### AIM OF THE TASK
Search the material for the word "milestone" and report each line where it turns up.

=== LISTED RECORDS ===

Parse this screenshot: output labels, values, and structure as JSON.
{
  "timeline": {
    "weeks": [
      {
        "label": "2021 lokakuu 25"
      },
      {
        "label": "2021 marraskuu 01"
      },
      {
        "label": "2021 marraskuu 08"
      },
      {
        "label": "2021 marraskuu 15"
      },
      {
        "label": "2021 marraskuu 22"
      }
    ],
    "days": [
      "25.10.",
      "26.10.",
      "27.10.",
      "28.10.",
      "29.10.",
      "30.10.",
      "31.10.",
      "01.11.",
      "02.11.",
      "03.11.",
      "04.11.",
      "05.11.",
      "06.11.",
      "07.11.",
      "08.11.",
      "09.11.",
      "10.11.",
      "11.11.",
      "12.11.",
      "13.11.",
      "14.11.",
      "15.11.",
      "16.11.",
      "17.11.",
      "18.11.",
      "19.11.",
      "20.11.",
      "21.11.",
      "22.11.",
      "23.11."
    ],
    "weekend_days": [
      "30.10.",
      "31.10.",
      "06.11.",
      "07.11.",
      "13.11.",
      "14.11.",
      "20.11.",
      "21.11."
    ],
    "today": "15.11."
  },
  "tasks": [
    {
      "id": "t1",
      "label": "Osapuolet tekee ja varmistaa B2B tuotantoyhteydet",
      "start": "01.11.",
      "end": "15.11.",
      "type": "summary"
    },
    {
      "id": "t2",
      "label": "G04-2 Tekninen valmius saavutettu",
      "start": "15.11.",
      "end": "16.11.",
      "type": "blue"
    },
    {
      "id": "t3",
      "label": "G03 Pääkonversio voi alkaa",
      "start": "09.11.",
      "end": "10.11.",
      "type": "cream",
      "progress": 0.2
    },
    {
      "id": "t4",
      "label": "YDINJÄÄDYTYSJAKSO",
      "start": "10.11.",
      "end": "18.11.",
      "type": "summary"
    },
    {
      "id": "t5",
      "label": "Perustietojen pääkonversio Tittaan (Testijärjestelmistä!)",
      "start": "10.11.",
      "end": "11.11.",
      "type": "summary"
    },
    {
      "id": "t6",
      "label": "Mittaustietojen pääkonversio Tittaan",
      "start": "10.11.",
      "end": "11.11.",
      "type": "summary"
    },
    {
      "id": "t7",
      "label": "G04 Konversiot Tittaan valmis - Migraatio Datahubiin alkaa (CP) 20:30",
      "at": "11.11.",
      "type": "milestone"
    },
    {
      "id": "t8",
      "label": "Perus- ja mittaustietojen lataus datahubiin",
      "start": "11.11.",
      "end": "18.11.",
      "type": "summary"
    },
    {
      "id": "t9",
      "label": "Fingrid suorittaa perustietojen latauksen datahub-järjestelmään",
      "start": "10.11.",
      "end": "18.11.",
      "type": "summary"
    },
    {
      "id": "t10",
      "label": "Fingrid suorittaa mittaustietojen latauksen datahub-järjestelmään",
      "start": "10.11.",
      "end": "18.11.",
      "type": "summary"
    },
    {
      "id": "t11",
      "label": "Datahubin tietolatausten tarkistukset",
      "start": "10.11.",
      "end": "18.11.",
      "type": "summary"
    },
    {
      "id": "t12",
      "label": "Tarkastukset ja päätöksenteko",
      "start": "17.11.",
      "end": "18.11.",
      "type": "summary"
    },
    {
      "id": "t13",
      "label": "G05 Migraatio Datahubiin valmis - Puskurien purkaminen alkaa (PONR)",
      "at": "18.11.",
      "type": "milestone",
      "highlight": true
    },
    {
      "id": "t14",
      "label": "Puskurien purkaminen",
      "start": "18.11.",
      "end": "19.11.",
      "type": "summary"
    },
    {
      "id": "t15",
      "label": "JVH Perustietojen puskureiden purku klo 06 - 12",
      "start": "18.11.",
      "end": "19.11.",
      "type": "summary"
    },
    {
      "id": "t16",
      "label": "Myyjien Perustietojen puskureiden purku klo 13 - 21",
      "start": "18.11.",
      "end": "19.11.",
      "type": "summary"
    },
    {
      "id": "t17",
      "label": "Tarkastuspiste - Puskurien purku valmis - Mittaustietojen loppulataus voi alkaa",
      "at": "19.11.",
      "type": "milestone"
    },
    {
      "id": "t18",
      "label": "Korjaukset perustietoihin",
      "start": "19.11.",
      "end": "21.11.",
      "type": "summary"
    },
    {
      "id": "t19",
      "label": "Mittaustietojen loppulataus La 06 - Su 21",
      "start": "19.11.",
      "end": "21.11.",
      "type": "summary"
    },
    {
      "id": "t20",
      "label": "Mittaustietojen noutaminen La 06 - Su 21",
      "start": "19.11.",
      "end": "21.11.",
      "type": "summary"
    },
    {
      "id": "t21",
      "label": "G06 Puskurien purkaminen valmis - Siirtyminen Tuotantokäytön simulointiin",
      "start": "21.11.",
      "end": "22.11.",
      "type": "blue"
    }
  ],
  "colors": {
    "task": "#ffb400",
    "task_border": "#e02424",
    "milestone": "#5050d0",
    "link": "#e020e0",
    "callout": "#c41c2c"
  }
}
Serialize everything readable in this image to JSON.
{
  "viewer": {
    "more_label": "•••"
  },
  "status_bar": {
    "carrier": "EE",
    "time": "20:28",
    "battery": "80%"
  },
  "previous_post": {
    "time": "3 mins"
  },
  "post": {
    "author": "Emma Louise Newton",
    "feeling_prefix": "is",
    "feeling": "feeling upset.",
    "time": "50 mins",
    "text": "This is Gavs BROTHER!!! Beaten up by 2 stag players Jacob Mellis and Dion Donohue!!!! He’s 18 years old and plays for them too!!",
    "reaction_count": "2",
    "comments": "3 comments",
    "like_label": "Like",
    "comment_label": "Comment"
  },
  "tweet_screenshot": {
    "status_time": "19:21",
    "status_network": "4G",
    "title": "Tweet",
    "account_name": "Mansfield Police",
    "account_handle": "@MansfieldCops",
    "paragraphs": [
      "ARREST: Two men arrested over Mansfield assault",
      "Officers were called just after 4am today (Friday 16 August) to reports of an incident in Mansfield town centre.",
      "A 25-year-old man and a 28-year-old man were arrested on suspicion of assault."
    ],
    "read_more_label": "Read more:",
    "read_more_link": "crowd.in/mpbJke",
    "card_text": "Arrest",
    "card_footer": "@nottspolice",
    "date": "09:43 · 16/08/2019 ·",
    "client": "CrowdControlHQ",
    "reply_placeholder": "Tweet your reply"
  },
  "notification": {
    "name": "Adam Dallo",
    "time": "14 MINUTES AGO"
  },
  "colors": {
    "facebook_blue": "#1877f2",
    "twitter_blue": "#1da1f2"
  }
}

===

### TASK RESULT
      "type": "milestone"
      "type": "milestone",
      "type": "milestone"
    "milestone": "#5050d0",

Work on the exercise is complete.